Problem description> All lines below must be repeated exactly, with the pictures omitted.

** start Input data **

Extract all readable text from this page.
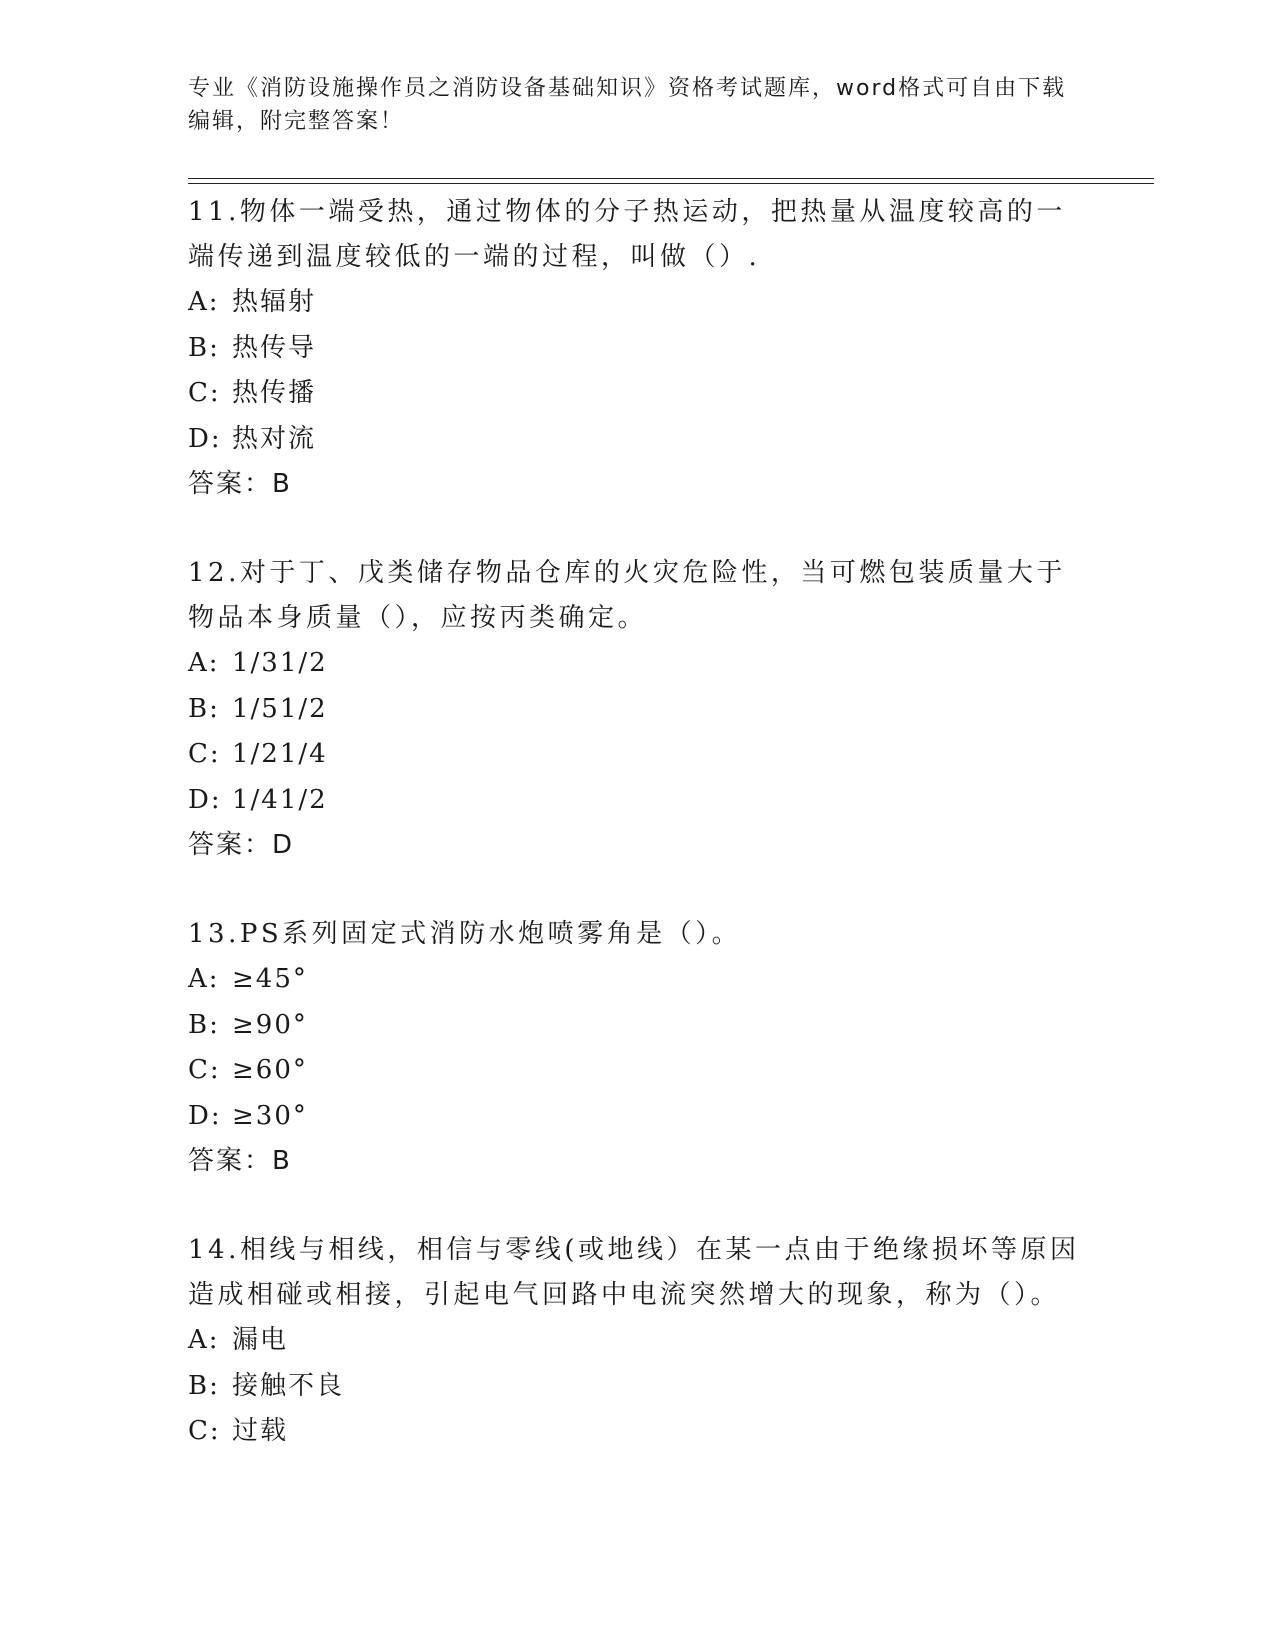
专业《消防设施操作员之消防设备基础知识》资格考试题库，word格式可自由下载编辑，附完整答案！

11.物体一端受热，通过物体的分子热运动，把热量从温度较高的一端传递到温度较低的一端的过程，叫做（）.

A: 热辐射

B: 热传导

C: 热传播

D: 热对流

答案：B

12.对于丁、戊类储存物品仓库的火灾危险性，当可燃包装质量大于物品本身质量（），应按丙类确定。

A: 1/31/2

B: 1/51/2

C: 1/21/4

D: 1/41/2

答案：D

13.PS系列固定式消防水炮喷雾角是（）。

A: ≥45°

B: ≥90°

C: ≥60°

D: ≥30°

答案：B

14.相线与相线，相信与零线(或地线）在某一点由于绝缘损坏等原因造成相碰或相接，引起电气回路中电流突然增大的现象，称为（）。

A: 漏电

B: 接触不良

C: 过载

** end Input data **

Task answer>
Extract all readable text from this page.
专业《消防设施操作员之消防设备基础知识》资格考试题库，word格式可自由下载编辑，附完整答案！

11.物体一端受热，通过物体的分子热运动，把热量从温度较高的一端传递到温度较低的一端的过程，叫做（）.

A: 热辐射

B: 热传导

C: 热传播

D: 热对流

答案：B

12.对于丁、戊类储存物品仓库的火灾危险性，当可燃包装质量大于物品本身质量（），应按丙类确定。

A: 1/31/2

B: 1/51/2

C: 1/21/4

D: 1/41/2

答案：D

13.PS系列固定式消防水炮喷雾角是（）。

A: ≥45°

B: ≥90°

C: ≥60°

D: ≥30°

答案：B

14.相线与相线，相信与零线(或地线）在某一点由于绝缘损坏等原因造成相碰或相接，引起电气回路中电流突然增大的现象，称为（）。

A: 漏电

B: 接触不良

C: 过载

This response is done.